Your answer should be a single number: the count of lines that include "земельного".

(Data records)
-- Begin --

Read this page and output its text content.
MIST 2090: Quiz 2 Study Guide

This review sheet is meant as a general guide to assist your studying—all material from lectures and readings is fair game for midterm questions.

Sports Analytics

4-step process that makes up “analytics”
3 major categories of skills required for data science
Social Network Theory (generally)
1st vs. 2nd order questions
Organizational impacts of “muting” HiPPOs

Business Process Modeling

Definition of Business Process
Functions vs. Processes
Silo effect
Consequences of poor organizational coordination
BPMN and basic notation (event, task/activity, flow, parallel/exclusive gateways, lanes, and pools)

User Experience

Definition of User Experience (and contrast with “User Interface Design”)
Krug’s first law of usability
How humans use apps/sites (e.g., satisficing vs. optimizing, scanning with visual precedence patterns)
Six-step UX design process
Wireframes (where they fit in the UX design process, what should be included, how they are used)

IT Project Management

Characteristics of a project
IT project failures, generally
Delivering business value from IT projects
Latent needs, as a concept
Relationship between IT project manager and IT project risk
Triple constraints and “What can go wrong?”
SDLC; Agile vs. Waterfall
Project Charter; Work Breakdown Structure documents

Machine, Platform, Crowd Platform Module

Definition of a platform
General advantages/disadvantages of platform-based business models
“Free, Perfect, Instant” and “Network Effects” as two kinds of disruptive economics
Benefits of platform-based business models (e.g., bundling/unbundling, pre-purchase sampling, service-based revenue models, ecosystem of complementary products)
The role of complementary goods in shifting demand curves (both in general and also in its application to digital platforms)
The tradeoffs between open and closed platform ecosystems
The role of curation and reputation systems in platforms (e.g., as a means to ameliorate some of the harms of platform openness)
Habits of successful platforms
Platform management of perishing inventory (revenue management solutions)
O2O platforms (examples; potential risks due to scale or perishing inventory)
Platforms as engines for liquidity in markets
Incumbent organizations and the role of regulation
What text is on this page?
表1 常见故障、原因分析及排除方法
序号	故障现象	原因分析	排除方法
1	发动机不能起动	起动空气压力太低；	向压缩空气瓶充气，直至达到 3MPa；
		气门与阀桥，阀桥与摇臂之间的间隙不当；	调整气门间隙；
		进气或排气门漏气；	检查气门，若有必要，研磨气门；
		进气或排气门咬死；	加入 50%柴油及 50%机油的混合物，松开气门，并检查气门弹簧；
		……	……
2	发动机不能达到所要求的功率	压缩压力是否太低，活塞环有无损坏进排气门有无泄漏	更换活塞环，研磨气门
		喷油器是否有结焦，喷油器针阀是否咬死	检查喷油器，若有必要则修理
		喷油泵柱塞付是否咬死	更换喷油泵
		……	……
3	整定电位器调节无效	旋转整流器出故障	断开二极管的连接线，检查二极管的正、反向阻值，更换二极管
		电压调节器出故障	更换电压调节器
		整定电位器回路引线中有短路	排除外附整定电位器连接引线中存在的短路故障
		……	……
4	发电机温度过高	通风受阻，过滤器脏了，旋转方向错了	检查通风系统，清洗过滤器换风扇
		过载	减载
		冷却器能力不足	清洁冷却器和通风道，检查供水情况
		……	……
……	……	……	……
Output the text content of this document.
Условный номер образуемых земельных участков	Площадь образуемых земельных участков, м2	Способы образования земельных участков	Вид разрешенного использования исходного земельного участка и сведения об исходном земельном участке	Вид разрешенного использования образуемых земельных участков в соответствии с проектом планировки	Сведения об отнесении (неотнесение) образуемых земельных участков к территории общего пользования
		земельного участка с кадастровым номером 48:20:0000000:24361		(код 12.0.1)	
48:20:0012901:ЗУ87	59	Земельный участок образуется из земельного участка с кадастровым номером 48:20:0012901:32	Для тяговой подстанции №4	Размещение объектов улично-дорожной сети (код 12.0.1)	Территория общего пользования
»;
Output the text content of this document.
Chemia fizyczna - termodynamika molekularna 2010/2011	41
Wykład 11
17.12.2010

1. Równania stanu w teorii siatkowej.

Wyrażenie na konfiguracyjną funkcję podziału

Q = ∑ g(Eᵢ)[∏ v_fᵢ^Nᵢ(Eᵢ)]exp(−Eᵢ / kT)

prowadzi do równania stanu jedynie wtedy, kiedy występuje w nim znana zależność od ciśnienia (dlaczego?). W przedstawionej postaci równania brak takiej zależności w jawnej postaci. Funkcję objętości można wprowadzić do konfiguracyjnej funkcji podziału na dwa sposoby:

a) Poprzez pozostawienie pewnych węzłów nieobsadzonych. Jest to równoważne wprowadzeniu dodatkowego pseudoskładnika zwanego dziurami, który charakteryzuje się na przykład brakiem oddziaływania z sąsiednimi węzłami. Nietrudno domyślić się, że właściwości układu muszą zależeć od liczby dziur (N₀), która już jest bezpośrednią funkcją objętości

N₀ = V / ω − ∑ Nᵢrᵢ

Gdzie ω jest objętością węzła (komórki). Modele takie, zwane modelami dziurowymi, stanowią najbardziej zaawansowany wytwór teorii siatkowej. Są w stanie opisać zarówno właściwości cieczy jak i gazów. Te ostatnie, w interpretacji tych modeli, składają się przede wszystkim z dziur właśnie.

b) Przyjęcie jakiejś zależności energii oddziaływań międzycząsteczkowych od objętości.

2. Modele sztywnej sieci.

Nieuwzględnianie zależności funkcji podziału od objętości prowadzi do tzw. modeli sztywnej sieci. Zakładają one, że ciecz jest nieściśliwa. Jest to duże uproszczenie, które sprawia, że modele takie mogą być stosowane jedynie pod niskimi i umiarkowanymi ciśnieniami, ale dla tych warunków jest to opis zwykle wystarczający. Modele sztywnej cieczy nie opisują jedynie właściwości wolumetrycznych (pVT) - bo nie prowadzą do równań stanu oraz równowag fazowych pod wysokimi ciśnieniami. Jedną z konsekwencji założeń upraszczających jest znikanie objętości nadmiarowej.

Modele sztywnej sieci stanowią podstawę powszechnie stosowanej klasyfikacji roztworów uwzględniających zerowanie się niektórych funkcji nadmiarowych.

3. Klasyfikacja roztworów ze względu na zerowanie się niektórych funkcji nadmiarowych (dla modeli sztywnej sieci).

-- End --

**Answer to the task**
3